*Objective*: Using the listing below, please gather every line containing the word "Physician".

*Data to process*:

>> Start

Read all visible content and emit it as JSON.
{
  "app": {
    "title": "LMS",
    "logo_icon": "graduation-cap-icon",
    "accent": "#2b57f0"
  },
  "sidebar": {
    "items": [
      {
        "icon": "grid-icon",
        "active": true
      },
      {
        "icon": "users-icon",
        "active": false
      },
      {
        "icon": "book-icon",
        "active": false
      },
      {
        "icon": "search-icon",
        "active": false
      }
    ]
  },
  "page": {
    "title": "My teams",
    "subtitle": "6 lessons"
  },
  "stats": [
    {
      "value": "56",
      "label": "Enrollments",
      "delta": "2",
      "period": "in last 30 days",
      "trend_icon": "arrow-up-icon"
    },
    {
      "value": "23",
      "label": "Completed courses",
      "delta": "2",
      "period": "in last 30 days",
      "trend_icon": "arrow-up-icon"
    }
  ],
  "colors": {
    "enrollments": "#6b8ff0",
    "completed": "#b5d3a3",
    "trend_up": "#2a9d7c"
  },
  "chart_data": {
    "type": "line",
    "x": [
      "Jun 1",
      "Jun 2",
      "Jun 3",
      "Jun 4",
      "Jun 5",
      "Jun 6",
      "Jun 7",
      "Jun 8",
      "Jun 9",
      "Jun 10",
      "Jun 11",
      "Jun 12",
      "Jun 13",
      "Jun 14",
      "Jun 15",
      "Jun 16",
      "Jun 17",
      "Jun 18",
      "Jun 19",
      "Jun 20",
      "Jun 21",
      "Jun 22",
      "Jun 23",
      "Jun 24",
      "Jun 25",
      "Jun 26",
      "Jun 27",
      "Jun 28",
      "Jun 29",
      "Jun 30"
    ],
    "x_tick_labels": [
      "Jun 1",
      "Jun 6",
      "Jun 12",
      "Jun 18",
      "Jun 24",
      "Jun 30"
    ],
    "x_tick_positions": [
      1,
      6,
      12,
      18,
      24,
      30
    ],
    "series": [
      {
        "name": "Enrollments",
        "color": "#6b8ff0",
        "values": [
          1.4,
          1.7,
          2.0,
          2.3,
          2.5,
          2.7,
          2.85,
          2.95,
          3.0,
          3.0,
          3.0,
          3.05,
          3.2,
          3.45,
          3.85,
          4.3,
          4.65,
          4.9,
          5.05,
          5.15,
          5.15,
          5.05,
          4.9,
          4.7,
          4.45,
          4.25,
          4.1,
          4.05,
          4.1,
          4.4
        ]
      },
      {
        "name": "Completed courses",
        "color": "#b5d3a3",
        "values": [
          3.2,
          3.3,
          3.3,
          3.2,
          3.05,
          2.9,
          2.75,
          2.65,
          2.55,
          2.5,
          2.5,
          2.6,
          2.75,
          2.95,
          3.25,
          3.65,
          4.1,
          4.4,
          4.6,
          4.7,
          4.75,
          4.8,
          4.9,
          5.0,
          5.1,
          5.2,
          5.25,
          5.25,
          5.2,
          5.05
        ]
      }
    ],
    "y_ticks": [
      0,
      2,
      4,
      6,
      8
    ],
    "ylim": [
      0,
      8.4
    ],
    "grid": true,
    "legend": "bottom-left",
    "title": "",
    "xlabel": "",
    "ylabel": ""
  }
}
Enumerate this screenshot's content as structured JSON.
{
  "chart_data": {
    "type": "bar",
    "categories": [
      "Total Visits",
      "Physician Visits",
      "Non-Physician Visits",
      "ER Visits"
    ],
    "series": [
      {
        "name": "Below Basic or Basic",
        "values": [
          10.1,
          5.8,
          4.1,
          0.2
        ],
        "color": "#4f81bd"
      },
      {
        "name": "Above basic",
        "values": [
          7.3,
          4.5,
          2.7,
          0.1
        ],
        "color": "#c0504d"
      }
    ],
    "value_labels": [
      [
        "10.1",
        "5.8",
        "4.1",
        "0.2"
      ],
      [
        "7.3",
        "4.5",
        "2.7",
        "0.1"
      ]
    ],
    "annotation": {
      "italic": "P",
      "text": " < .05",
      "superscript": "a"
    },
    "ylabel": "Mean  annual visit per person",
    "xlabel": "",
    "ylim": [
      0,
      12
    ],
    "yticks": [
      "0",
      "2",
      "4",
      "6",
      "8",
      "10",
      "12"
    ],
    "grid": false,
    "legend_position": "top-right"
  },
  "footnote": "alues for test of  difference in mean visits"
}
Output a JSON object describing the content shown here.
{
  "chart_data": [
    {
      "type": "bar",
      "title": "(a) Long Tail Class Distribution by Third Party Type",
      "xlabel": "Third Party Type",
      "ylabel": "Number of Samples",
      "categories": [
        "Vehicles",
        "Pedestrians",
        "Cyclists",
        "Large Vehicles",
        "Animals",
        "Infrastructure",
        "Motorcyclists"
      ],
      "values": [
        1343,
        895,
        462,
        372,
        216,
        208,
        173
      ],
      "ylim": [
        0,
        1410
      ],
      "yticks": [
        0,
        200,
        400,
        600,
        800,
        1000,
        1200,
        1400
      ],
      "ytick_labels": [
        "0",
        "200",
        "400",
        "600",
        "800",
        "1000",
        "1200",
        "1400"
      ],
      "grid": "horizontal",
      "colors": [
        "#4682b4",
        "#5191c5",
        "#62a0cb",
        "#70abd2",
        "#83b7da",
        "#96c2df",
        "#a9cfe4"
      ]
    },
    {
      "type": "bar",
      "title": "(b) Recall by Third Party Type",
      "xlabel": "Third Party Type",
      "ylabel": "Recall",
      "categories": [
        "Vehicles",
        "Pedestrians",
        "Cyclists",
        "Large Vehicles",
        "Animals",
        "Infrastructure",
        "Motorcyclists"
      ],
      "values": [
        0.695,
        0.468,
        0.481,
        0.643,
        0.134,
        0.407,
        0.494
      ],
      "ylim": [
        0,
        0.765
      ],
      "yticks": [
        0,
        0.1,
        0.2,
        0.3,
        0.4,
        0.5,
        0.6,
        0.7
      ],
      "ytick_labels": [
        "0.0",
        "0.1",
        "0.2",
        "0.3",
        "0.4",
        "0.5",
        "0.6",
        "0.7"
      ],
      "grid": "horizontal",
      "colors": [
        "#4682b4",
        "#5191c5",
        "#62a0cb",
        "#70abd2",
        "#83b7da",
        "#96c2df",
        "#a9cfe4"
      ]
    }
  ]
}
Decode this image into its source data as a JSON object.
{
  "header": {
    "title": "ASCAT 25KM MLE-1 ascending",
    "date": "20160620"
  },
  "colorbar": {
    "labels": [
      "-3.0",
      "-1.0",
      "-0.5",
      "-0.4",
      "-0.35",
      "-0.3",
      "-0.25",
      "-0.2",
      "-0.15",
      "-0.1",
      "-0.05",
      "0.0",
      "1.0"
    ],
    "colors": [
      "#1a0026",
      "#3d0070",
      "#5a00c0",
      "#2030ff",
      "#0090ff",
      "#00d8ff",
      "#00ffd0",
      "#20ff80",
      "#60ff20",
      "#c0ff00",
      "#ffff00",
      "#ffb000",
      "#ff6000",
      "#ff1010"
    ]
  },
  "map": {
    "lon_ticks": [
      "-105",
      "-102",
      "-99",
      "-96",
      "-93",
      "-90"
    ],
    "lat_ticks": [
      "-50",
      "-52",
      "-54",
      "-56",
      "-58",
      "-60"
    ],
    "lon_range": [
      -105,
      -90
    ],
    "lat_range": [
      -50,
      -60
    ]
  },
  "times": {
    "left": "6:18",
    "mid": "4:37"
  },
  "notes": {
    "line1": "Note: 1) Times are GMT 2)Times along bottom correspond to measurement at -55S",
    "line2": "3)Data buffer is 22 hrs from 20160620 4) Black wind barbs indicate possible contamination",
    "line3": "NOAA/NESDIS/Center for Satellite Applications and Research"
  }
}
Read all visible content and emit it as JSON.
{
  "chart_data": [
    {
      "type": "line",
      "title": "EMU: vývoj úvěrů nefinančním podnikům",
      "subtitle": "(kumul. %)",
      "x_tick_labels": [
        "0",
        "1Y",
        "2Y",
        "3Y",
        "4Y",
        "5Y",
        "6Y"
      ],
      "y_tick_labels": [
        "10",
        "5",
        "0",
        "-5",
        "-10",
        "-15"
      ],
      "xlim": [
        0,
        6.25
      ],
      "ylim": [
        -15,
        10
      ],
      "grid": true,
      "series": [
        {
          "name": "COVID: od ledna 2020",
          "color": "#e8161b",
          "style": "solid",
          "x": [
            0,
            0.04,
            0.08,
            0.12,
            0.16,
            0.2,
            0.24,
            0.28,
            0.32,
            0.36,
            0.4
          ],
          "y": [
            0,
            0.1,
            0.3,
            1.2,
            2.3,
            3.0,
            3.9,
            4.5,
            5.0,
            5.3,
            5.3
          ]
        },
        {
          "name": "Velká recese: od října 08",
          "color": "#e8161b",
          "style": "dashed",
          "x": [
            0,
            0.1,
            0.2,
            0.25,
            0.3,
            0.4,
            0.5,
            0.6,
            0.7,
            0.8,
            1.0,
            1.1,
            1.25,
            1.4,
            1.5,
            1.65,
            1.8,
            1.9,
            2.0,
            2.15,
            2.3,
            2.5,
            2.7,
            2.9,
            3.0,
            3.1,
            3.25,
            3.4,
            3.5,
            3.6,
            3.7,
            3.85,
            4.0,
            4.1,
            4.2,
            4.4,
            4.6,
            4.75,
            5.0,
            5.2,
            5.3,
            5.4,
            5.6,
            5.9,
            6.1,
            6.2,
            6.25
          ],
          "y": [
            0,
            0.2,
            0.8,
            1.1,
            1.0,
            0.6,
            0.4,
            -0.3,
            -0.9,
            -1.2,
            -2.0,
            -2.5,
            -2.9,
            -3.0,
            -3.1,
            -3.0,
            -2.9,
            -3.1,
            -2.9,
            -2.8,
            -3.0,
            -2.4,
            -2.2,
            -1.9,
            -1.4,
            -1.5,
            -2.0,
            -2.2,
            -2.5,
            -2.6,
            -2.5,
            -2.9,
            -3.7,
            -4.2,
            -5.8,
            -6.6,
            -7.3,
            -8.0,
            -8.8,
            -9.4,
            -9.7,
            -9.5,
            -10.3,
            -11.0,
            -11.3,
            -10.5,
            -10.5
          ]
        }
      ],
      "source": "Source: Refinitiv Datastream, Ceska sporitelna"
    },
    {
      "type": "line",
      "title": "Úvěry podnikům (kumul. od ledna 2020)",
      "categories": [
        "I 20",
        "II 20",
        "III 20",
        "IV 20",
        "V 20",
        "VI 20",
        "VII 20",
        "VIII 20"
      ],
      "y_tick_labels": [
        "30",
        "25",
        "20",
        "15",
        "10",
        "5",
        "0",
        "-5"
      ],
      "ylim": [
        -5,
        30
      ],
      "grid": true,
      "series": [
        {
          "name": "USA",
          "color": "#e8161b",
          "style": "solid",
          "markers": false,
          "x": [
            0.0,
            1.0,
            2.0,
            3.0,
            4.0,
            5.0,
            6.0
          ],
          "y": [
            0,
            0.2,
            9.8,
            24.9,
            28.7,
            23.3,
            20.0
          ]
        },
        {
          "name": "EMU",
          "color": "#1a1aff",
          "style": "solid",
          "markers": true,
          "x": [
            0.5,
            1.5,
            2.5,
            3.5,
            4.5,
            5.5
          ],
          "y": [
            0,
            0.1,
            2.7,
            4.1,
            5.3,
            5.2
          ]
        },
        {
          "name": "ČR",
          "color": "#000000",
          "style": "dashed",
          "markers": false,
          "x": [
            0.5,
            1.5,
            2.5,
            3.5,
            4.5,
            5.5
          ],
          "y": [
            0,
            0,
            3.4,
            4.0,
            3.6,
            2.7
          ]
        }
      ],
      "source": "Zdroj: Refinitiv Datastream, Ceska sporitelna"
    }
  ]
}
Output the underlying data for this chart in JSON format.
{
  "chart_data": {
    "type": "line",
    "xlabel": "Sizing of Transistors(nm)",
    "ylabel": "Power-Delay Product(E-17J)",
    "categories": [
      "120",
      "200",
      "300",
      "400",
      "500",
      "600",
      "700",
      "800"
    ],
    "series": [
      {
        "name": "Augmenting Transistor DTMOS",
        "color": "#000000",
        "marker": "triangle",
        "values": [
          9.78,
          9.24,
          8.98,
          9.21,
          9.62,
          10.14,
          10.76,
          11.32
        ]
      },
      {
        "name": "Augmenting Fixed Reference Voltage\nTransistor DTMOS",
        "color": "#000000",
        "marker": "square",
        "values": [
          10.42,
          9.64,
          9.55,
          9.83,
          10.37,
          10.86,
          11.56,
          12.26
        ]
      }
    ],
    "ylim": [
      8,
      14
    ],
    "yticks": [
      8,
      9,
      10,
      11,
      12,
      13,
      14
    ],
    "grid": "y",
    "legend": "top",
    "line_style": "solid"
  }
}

>> End

*Problem solution*:
      "Physician Visits",
      "Non-Physician Visits",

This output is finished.